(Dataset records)
## Begin

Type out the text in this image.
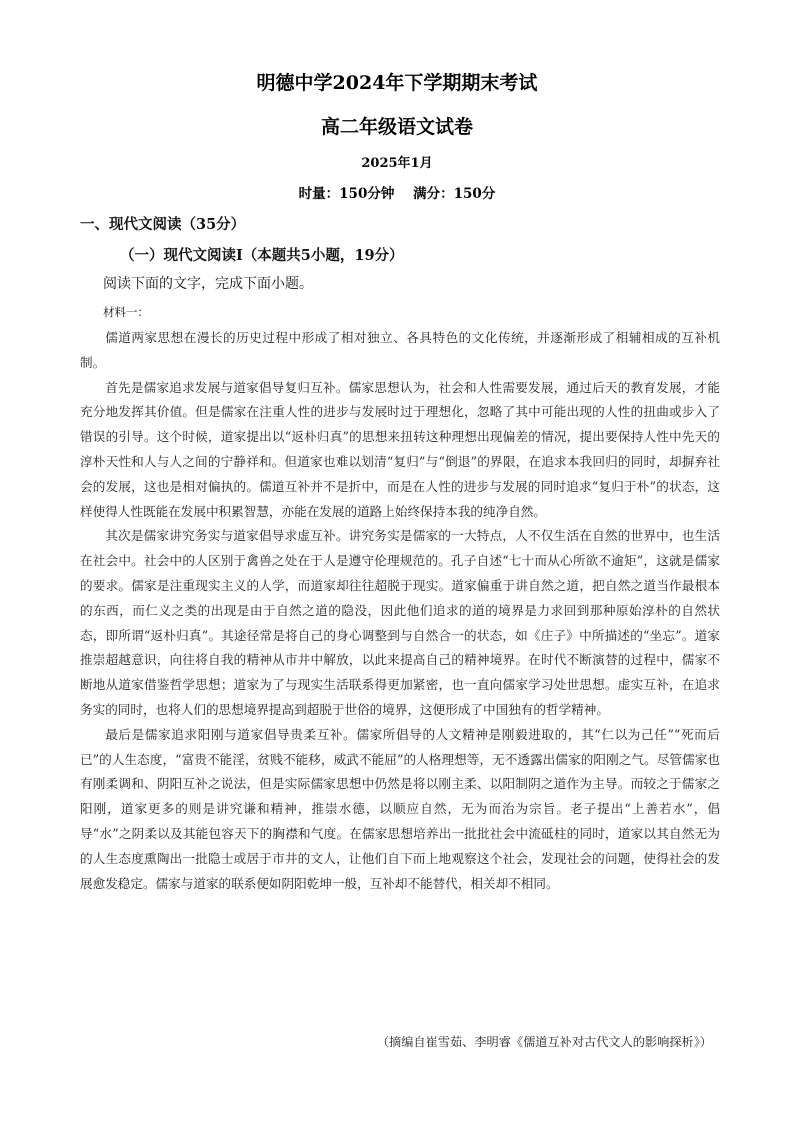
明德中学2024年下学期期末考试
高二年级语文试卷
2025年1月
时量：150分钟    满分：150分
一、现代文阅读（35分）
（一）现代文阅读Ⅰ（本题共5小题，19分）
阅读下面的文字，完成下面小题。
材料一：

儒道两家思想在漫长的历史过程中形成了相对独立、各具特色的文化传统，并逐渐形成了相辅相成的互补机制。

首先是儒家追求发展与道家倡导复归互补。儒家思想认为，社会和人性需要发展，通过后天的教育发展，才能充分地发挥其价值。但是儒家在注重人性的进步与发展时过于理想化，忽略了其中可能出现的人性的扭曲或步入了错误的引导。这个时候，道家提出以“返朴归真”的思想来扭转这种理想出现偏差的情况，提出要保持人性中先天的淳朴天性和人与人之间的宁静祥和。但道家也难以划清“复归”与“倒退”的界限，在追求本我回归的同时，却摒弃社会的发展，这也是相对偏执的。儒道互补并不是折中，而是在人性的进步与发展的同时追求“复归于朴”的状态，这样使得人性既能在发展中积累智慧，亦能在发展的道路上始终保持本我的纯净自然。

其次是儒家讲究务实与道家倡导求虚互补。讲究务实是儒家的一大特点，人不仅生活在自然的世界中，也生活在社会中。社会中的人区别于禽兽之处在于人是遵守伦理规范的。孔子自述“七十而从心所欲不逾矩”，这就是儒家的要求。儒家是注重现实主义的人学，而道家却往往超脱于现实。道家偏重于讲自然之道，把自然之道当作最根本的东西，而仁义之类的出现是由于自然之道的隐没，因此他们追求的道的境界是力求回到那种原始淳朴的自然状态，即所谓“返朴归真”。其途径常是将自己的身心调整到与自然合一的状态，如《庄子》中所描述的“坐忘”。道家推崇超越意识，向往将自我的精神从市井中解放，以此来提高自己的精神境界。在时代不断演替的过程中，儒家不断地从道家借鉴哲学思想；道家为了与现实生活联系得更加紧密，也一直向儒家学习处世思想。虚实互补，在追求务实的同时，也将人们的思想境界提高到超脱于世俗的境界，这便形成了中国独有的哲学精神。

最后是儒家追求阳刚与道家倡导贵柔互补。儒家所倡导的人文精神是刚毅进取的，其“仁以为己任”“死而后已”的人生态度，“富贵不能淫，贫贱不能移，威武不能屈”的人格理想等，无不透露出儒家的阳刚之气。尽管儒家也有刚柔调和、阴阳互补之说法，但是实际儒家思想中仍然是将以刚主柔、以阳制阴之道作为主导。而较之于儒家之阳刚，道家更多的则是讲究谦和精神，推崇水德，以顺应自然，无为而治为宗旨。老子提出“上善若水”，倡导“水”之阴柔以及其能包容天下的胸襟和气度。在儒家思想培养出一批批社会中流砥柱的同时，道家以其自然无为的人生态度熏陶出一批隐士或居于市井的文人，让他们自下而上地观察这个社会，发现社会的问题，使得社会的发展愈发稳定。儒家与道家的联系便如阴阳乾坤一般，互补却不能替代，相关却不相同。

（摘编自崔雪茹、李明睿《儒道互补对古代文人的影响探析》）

## End
## Begin

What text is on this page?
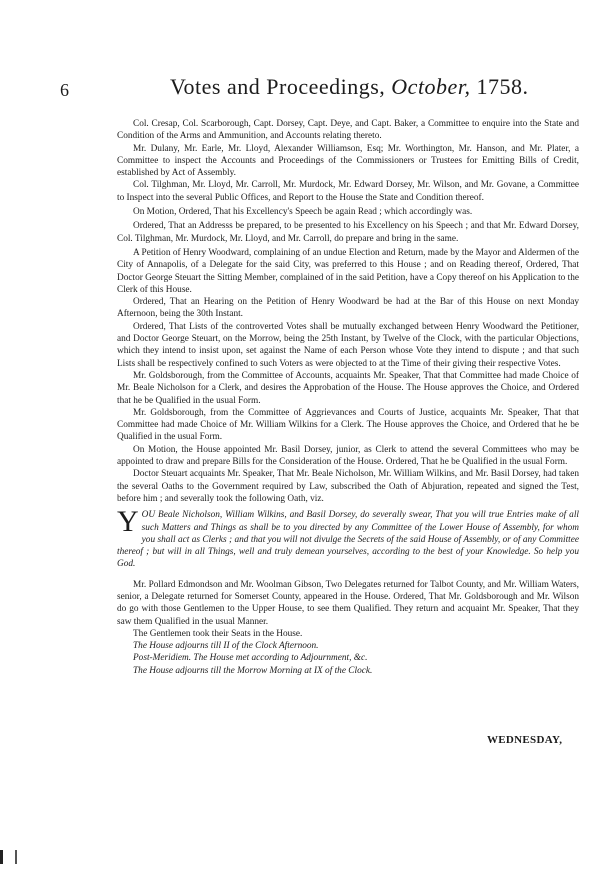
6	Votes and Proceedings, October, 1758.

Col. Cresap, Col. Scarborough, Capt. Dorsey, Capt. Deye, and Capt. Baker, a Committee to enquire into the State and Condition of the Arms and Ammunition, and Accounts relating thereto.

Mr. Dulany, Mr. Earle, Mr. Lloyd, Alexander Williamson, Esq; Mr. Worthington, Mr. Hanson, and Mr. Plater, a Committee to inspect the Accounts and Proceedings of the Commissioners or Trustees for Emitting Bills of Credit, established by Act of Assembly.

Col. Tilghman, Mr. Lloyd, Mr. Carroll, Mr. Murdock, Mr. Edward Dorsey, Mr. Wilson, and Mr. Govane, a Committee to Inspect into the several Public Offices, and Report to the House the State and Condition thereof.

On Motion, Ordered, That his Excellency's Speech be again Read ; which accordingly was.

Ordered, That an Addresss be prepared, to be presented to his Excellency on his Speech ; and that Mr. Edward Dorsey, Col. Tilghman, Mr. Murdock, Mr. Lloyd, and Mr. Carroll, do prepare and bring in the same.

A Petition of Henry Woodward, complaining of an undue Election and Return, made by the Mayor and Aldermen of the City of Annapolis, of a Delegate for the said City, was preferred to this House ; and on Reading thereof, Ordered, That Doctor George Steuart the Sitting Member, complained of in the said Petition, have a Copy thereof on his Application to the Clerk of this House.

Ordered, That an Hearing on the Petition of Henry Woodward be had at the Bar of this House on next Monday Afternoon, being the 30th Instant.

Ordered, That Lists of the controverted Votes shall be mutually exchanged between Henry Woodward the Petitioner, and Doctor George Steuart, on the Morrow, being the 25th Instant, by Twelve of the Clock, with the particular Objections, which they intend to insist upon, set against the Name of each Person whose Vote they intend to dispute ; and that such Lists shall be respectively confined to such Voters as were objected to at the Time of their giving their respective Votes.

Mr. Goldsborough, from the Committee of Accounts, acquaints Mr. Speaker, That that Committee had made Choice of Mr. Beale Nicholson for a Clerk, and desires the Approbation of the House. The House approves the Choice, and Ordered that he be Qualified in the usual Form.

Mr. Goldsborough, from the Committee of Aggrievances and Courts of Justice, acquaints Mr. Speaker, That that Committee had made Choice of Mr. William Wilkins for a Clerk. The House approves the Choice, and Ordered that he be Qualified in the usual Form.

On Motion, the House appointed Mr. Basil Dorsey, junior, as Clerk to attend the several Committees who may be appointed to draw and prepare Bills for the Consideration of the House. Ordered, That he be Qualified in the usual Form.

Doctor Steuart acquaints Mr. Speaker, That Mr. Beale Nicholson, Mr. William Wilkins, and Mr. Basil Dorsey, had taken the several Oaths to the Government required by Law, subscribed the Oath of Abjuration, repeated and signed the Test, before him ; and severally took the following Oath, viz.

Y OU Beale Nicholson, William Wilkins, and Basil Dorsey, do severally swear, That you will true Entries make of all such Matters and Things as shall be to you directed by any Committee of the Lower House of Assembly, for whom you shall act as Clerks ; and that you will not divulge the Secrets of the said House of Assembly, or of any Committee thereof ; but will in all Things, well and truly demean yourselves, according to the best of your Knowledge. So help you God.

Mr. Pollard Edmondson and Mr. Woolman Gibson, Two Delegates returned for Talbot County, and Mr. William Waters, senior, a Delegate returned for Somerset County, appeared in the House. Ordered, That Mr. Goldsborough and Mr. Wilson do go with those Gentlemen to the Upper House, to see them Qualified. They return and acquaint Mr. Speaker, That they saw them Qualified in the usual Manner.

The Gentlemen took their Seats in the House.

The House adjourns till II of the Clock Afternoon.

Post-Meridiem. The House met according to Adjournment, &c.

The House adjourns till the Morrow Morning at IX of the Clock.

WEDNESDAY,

## End

Look back over the material above and state how many lines hold the word "Wilson". Write the number and nothing else.

* **EXPECTED ANSWER**:
2